L'Existence Misérabiliste du Journaliste Camerounais
CAMEROUN :: POINT DE VUE

L'Existence Misérabiliste Du Journaliste Camerounais :: Cameroon

Quand un quidam vous est présenté comme «journaliste» au Cameroun, méfiance, méfiance, parce qu’il y a journaliste et…journaliste. Car, en effet, la faune journalistique est très variée. Et, bien qu’une seule catégorie fasse l’objet de notre préoccupation, permettez de fixer le décor de la typologie de cette profession, qui peut être divisée en trois :

Le journaliste sur titre : il est surtout le produit de la prestigieuse Esijy, devenue Esstic. Au sortir de là, parchemin en main, il était dirigé entre les média d’Etat (Camtribune, Crtv-radio et Télé), les ministères, les sociétés parapubliques. Aujourd’hui, on le trouve un peu partout dans toutes sortes d’organismes, où les besoins de communication tendent à devenir pléthoriques. Il a le statut de fonctionnaire, ou celui de personnel détaché, qui fait de lui un coq en pâte. Ce thuriféraire, qui n’est bien sûr pas à plaindre, snobe les autres prétendus journalistes, et ne les respecte pas du tout, au motif qu’il ne faut pas mélanger les torchons avec des serviettes…

Les Nouvelles écoles : la libéralisation de la communication sociale, et l’avènement des Ntic ont contribué à la création des écoles, instituts et facultés des métiers de la communication, où sont formés les journalistes et tous ceux qui s’en prévalent. Ils trouvent leur bonheur, façon de dire, dans des officines de presse, radio, télé, des régies de publicité, et cabinets conseil en communication privés qui sont créés à la petite semaine, les trois quart du temps en dehors des règlementations en vigueur. L’offre est tellement inférieure à la demande, au point que ces nouveaux chevaliers de la communication ne sont pas logés à la même enseigne de noblesse que les lauréats de l’Esstic. Mais, en règle générale, on peut parier sans se tromper de beaucoup, qu’ils possèdent plus que des rudiments du métier.

La formation sur le tas : ici, c’est le tout-venant, chaque individu ayant une trajectoire aussi particulière que complètement différente des autres membres de cette catégorie. Cependant, une seule ambition les caractérise : ils sont habités, soit par le démon de l’écriture, soit fascinés par l’audio-visuel, leurs talents et métiers individuels se dévoilant au jour le jour.

Cette dernière catégorie est la plus ancienne et existe depuis les temps héroïques du montage manuel, avec ciseaux et papier quadrillé, à la suite de la machine à écrire mécanique tout aussi célèbre dans les commissariats de police. Elle a vu ses effectifs se gonfler, de façon à représenter aujourd’hui des hordes, les vieux autodidactes d’hier se voyant submergés par les diplômés du supérieur, que le marché de l’emploi formel n’a pas réussi à caser. Évidemment, ces personnes dans le besoin, se retrouvent entre les mains des promoteurs cupides dont les officines ne sont pas souvent déclarées, et donc qui fonctionnent dans l’informel le plus total.

▬▬▬

OBJECTIF VISÉ 1: Dans la liste, présentez en liste numérotée les lignes allant de celle qui contient « divider-0 [796, 141, 804, 528] » jusqu'à la fin de la liste, ces deux bornes comprises. Laissez de côté les lignes vides.
Le texte et la liste qui vient ensuite n'ont aucun rapport entre eux.

DONNÉES DE L'EXERCICE:
▬▬▬

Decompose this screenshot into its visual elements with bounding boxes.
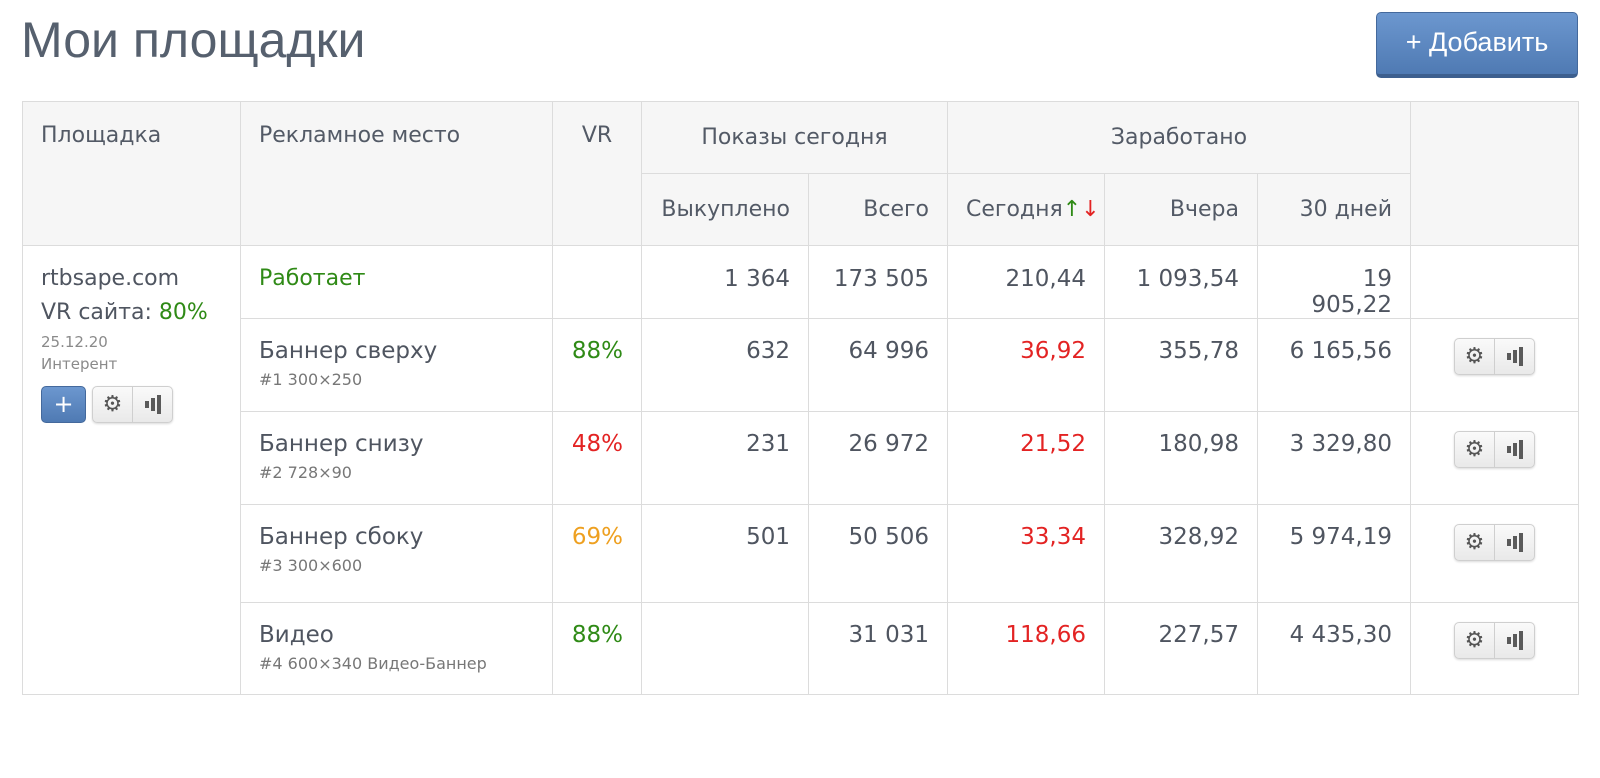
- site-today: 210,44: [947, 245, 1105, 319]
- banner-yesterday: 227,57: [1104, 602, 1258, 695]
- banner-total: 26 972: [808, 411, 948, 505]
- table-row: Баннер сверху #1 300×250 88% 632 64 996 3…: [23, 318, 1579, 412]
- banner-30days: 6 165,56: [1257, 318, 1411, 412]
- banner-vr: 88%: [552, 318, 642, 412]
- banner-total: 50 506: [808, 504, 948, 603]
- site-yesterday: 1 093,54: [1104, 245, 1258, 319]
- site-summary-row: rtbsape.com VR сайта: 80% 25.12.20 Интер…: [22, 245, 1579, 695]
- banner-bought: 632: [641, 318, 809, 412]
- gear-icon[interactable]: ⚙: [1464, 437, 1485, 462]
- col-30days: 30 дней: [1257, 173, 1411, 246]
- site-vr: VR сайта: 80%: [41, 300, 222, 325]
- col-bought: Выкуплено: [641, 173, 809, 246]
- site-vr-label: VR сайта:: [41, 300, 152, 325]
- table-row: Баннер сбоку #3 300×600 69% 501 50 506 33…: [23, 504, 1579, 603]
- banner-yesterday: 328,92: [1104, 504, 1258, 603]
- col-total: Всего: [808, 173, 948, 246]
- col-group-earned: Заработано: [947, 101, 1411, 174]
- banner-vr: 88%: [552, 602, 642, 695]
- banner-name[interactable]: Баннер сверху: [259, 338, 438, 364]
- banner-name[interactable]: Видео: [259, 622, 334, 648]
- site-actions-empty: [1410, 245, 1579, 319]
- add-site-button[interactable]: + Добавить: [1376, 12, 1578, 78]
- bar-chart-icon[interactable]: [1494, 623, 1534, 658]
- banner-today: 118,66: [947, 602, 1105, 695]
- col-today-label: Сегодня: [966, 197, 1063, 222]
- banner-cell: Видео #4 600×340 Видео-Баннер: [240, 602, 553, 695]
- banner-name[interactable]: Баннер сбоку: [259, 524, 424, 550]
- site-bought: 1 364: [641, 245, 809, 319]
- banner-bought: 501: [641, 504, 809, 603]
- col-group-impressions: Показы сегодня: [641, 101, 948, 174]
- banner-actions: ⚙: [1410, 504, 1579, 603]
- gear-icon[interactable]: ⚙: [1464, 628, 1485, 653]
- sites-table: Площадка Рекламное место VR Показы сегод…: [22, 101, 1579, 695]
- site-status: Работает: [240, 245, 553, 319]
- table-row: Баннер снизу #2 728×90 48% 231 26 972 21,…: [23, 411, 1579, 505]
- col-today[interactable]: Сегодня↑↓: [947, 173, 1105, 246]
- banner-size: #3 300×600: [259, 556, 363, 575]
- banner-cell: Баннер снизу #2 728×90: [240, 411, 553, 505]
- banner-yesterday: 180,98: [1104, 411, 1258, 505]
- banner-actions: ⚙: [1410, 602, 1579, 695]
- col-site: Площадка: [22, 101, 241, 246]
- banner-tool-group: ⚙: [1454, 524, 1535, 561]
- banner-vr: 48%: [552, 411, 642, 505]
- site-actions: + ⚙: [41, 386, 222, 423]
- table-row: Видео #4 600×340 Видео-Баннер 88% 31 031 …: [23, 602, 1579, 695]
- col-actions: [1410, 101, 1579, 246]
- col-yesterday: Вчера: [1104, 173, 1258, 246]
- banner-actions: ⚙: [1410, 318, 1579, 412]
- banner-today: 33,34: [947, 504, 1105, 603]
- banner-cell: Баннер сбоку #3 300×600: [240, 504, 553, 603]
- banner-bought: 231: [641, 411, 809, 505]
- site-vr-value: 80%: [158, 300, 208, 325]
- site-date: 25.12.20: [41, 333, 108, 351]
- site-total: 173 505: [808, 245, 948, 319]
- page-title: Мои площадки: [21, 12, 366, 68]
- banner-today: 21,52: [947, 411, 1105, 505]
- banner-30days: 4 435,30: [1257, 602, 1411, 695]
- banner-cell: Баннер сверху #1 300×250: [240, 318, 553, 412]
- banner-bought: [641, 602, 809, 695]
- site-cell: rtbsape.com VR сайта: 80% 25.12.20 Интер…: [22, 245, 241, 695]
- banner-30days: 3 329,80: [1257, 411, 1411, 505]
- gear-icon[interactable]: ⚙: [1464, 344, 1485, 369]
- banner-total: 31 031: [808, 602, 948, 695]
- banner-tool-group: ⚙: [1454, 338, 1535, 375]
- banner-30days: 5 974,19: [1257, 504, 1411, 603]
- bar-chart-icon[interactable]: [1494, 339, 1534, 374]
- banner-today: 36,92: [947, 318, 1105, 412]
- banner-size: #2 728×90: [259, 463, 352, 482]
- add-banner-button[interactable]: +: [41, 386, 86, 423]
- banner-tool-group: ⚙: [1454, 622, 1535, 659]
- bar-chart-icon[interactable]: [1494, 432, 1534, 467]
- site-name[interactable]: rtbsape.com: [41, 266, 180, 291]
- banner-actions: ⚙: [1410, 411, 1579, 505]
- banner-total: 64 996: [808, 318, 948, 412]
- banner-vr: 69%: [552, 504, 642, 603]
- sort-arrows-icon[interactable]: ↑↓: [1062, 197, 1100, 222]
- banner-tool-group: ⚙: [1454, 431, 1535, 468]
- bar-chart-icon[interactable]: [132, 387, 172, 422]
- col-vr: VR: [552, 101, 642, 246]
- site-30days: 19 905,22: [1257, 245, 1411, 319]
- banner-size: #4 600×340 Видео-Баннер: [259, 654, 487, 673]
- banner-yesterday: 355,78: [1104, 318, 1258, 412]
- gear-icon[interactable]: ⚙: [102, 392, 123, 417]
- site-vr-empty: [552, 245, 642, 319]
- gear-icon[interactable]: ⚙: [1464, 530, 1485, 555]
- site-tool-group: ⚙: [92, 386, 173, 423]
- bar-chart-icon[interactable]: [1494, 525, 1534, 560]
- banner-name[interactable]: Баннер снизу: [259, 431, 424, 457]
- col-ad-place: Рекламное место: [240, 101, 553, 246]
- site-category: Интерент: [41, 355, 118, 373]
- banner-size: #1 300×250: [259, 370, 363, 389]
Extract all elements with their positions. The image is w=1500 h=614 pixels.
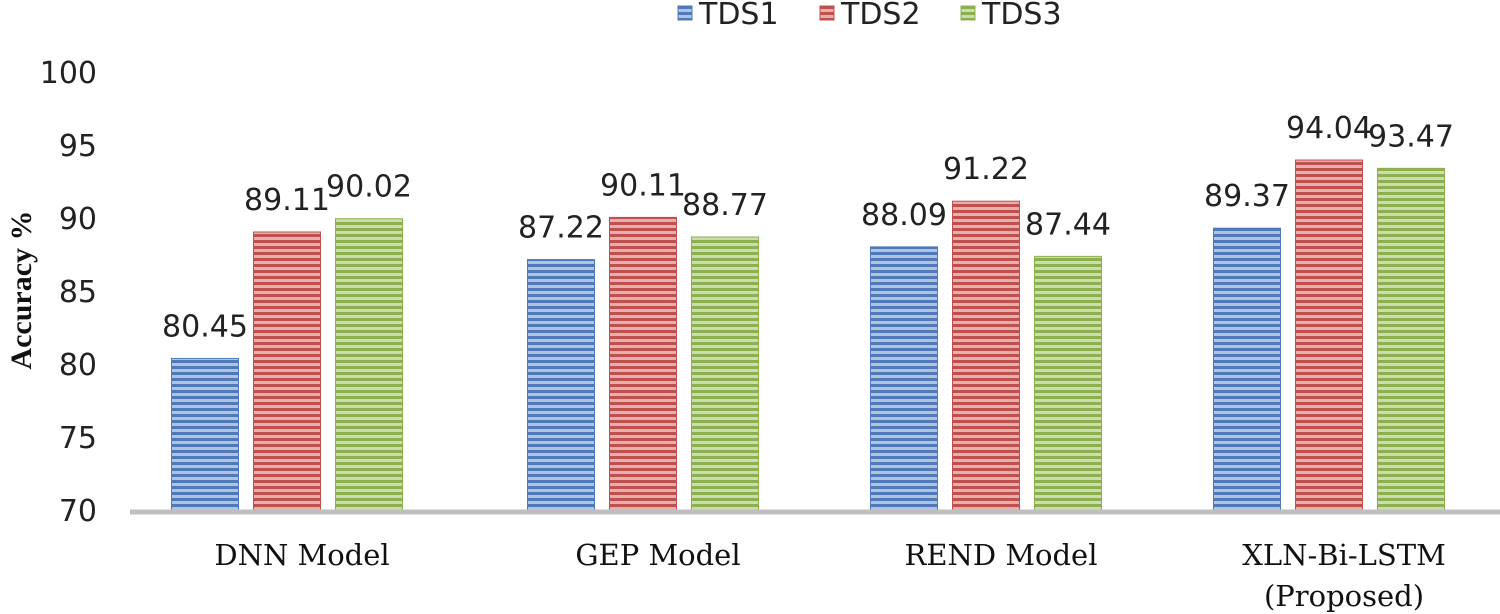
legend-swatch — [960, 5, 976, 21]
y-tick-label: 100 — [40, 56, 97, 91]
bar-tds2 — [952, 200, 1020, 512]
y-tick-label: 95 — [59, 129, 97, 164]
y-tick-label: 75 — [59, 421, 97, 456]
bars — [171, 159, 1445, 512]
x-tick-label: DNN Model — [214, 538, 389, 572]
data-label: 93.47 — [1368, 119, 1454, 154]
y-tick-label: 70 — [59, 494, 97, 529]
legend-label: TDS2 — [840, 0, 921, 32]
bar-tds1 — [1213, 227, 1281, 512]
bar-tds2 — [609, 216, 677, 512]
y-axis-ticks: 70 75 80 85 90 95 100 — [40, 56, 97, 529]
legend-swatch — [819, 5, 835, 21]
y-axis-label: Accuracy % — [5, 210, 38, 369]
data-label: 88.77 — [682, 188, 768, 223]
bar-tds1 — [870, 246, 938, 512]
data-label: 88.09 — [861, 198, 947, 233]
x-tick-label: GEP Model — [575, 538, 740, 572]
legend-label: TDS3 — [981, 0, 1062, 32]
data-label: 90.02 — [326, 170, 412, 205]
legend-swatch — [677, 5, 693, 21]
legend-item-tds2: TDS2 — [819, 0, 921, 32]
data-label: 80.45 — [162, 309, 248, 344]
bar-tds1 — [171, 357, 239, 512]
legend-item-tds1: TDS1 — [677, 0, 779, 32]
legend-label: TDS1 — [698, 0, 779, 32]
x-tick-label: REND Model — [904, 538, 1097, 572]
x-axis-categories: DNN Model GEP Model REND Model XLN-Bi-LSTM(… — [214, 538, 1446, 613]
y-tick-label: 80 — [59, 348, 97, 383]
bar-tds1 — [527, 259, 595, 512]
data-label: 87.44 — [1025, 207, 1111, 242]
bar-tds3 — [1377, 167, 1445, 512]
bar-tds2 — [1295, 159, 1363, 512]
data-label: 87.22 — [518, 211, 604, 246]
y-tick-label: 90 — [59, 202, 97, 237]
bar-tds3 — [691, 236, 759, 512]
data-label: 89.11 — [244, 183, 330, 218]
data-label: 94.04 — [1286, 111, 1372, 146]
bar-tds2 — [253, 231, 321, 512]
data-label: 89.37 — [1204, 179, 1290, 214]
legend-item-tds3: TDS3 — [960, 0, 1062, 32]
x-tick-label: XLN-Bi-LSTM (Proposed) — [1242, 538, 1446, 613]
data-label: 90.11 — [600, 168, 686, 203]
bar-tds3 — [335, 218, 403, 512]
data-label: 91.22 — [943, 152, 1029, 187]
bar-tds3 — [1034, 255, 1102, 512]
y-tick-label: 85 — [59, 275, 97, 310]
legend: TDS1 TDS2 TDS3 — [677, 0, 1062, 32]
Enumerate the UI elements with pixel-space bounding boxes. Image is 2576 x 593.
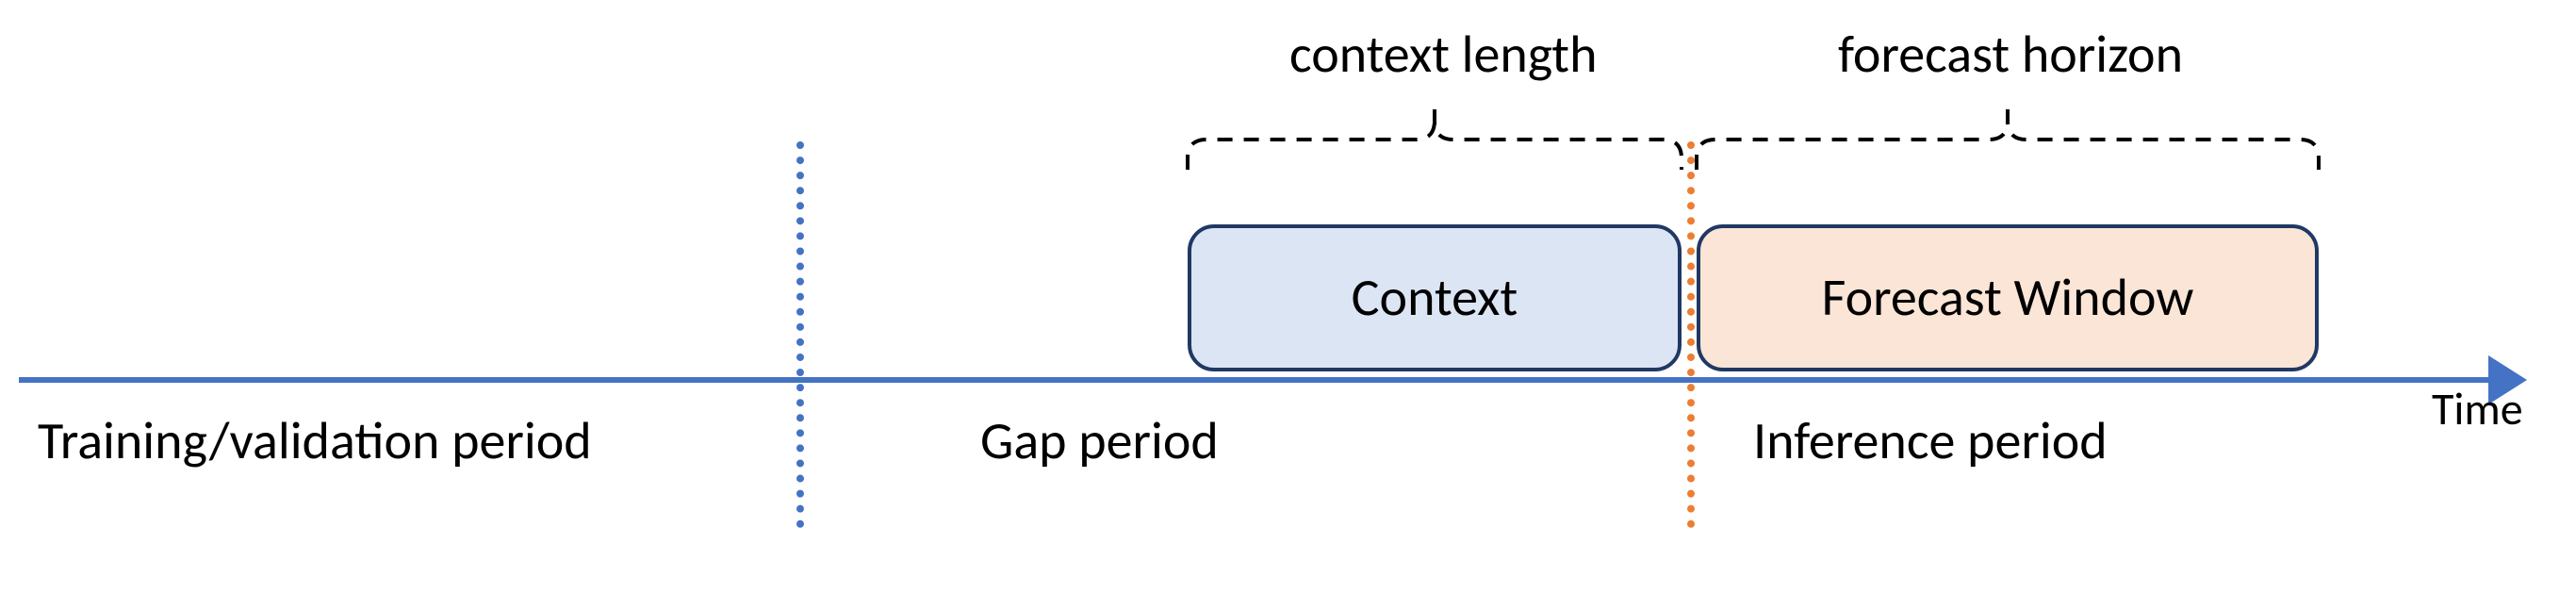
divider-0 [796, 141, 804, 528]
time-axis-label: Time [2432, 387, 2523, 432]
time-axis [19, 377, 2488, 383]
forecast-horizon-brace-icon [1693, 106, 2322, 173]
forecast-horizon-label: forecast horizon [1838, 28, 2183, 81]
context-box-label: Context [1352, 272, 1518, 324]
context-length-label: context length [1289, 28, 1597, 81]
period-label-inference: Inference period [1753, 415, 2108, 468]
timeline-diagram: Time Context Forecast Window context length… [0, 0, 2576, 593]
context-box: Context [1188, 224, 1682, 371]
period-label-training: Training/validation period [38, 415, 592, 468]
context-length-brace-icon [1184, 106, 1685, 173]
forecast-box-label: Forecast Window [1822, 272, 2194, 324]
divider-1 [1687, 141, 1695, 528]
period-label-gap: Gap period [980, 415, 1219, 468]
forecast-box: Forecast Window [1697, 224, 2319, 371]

▬▬▬

OBJECTIF VISÉ 2: Résumez en deux phrases le texte sur les journalistes camerounais.

RÉPONSE ATTENDUE 1:
1. divider-0 [796, 141, 804, 528]
2. time-axis-label: Time [2432, 387, 2523, 432]
3. time-axis [19, 377, 2488, 383]
4. forecast-horizon-brace-icon [1693, 106, 2322, 173]
5. forecast-horizon-label: forecast horizon [1838, 28, 2183, 81]
6. context-box-label: Context [1352, 272, 1518, 324]
7. context-length-label: context length [1289, 28, 1597, 81]
8. period-label-inference: Inference period [1753, 415, 2108, 468]
9. timeline-diagram: Time Context Forecast Window context length… [0, 0, 2576, 593]
10. context-box: Context [1188, 224, 1682, 371]
11. period-label-training: Training/validation period [38, 415, 592, 468]
12. context-length-brace-icon [1184, 106, 1685, 173]
13. forecast-box-label: Forecast Window [1822, 272, 2194, 324]
14. divider-1 [1687, 141, 1695, 528]
15. period-label-gap: Gap period [980, 415, 1219, 468]
16. forecast-box: Forecast Window [1697, 224, 2319, 371]

RÉPONSE ATTENDUE 2: Le texte répartit les journalistes du Cameroun en trois catégories : les diplômés de l'Esijy, devenue Esstic, qui jouissent d'un statut confortable ; ceux des nouvelles écoles de communication, employés dans des structures privées créées la plupart du temps hors des règlements ; et ceux formés sur le tas. Cette dernière catégorie, la plus ancienne, a vu ses effectifs gonfler avec des diplômés que le marché de l'emploi formel n'a pas casés, et qui tombent entre les mains de promoteurs cupides travaillant dans l'informel le plus total.